#### INPUT FOR THIS TASK

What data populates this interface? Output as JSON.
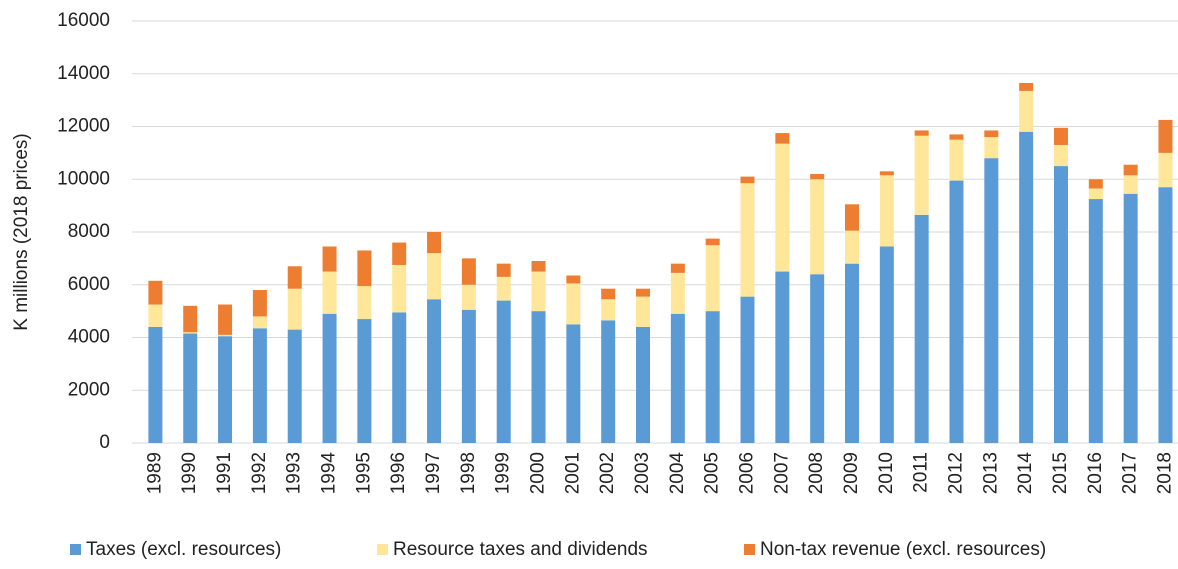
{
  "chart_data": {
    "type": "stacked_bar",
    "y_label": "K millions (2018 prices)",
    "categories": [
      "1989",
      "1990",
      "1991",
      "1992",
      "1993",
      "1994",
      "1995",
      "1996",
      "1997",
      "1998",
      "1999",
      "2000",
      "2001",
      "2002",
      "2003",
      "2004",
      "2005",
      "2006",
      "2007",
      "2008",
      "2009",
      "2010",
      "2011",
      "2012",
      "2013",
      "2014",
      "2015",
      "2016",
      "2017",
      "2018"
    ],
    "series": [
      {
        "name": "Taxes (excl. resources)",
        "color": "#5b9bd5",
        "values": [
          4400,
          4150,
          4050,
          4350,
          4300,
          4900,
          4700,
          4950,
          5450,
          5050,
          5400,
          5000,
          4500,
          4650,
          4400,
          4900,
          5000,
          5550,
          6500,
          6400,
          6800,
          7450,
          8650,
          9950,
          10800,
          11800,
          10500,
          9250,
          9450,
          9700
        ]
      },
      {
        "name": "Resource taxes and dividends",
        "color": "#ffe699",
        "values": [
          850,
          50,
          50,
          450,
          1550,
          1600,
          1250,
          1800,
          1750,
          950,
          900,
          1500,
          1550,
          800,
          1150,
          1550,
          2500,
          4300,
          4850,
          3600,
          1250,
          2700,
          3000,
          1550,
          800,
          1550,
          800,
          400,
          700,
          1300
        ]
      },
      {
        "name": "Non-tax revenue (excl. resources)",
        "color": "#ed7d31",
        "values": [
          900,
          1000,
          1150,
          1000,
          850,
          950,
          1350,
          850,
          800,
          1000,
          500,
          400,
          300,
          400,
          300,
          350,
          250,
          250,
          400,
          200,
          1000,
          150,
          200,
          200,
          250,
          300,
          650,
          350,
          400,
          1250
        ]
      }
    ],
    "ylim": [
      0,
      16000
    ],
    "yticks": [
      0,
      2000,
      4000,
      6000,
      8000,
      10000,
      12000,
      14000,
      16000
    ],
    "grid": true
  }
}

########

> THE REQUEST
Only lines holding the string "resources" are wanted; gather each one from the entries above.

> WRITTEN ANSWER
        "name": "Taxes (excl. resources)",
        "name": "Non-tax revenue (excl. resources)",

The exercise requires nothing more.